→ Task brief: Every line with the string "Vanarama" should be gathered.

→ Input material:
:::::

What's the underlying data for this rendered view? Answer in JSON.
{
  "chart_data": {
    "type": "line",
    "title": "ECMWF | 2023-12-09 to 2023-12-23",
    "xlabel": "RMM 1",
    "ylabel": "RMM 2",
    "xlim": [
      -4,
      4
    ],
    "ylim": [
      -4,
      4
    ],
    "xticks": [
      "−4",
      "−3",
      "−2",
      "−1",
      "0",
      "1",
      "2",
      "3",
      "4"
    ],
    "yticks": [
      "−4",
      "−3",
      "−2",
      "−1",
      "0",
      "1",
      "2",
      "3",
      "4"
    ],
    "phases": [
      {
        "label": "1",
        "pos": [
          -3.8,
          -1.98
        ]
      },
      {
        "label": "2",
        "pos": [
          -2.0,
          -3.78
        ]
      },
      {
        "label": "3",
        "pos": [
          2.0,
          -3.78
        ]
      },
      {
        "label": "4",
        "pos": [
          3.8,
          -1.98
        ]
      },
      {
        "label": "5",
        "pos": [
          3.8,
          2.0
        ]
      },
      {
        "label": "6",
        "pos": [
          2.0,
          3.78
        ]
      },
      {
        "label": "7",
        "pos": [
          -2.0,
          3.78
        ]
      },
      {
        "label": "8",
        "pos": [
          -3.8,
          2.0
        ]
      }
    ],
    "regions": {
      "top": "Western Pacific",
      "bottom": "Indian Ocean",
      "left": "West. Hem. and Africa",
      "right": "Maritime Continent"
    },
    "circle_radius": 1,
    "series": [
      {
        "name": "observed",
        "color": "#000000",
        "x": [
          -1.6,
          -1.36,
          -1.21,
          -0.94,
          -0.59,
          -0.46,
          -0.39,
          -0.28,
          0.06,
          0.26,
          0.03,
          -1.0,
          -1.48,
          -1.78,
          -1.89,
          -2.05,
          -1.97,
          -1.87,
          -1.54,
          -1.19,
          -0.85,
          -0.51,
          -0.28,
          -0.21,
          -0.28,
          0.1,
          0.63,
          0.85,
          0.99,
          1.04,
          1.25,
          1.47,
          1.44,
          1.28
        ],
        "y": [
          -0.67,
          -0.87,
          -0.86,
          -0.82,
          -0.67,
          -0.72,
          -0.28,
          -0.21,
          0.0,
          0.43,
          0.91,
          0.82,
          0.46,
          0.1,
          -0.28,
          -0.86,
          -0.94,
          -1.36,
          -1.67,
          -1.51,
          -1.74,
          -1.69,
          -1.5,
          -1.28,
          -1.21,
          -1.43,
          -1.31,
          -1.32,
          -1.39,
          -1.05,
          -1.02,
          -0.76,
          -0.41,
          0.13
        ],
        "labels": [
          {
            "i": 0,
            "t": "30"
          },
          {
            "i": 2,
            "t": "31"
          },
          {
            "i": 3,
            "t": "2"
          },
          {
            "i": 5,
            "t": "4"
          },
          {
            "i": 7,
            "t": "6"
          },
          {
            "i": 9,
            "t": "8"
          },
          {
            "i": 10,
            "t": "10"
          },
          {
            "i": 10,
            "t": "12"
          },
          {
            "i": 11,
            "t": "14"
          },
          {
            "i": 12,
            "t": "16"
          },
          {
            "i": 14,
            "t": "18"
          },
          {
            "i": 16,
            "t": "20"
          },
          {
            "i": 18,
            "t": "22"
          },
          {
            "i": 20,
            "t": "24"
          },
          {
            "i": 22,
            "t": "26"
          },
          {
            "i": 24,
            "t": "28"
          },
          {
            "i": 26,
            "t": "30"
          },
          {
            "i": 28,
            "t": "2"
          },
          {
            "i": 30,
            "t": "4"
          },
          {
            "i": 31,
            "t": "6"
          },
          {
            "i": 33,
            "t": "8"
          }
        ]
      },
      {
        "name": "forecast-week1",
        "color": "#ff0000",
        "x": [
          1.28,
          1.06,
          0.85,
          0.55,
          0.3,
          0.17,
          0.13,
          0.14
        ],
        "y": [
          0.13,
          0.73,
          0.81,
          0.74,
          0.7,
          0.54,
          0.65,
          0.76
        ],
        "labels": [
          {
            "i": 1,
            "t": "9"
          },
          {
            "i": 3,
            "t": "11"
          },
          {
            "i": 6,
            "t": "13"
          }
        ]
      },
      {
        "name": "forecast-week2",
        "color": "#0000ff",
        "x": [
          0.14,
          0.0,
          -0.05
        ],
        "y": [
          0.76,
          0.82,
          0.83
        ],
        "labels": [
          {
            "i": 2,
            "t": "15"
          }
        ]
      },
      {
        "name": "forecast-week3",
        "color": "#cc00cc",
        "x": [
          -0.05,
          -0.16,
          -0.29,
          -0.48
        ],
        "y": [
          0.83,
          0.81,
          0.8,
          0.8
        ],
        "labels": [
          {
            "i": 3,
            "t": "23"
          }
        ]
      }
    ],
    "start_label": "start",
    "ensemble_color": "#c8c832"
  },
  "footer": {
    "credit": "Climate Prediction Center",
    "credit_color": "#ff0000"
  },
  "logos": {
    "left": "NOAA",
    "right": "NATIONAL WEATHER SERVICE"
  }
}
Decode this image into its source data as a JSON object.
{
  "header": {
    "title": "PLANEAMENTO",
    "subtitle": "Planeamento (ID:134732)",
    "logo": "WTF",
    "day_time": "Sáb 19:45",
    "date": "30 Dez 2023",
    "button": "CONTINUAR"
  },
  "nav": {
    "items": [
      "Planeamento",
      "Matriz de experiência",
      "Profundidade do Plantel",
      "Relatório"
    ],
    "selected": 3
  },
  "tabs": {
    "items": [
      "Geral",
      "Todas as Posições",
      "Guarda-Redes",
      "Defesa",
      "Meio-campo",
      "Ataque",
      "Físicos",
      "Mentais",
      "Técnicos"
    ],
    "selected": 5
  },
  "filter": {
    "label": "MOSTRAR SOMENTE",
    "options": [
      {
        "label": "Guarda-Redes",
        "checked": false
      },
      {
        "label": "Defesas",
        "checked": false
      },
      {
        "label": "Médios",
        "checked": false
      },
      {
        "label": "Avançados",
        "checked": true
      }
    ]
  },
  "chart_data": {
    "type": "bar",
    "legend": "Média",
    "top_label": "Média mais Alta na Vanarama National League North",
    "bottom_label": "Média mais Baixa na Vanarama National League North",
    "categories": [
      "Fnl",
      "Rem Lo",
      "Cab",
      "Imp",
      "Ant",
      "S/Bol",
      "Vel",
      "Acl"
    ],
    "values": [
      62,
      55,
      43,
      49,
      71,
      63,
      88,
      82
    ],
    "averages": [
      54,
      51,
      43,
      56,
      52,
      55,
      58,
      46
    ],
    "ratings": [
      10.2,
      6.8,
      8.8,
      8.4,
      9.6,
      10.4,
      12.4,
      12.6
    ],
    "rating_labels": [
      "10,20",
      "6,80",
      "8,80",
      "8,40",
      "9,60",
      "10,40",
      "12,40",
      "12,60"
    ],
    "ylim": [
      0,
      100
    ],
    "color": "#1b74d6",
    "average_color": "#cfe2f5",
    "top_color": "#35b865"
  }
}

:::::

→ Output for this task:
    "top_label": "Média mais Alta na Vanarama National League North",
    "bottom_label": "Média mais Baixa na Vanarama National League North",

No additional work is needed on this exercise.